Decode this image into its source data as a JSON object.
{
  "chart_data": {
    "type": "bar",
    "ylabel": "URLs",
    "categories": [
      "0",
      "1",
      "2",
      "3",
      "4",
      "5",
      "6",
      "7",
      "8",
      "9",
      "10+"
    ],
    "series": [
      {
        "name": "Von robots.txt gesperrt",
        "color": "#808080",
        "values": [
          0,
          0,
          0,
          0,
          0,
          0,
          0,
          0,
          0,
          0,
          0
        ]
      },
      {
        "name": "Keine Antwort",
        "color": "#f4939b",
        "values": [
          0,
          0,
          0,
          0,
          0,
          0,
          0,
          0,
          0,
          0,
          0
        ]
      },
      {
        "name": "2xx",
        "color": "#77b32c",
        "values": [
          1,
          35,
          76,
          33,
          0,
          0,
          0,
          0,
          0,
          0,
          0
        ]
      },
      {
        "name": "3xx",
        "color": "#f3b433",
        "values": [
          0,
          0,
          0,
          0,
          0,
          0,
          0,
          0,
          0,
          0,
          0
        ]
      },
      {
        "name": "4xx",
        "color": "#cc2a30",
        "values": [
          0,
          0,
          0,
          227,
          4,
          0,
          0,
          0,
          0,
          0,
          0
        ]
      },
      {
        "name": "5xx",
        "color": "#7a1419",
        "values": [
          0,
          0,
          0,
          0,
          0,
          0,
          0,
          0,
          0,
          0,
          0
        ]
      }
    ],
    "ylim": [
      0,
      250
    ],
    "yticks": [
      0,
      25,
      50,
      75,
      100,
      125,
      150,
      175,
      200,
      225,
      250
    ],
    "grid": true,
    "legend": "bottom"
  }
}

▬▬▬

__What this task involves__: Extract the complete listing above, reproducing each line exactly.

__Exercise answer__:
Decode this image into its source data as a JSON object.
{
  "chart_data": {
    "type": "bar",
    "ylabel": "URLs",
    "categories": [
      "0",
      "1",
      "2",
      "3",
      "4",
      "5",
      "6",
      "7",
      "8",
      "9",
      "10+"
    ],
    "series": [
      {
        "name": "Von robots.txt gesperrt",
        "color": "#808080",
        "values": [
          0,
          0,
          0,
          0,
          0,
          0,
          0,
          0,
          0,
          0,
          0
        ]
      },
      {
        "name": "Keine Antwort",
        "color": "#f4939b",
        "values": [
          0,
          0,
          0,
          0,
          0,
          0,
          0,
          0,
          0,
          0,
          0
        ]
      },
      {
        "name": "2xx",
        "color": "#77b32c",
        "values": [
          1,
          35,
          76,
          33,
          0,
          0,
          0,
          0,
          0,
          0,
          0
        ]
      },
      {
        "name": "3xx",
        "color": "#f3b433",
        "values": [
          0,
          0,
          0,
          0,
          0,
          0,
          0,
          0,
          0,
          0,
          0
        ]
      },
      {
        "name": "4xx",
        "color": "#cc2a30",
        "values": [
          0,
          0,
          0,
          227,
          4,
          0,
          0,
          0,
          0,
          0,
          0
        ]
      },
      {
        "name": "5xx",
        "color": "#7a1419",
        "values": [
          0,
          0,
          0,
          0,
          0,
          0,
          0,
          0,
          0,
          0,
          0
        ]
      }
    ],
    "ylim": [
      0,
      250
    ],
    "yticks": [
      0,
      25,
      50,
      75,
      100,
      125,
      150,
      175,
      200,
      225,
      250
    ],
    "grid": true,
    "legend": "bottom"
  }
}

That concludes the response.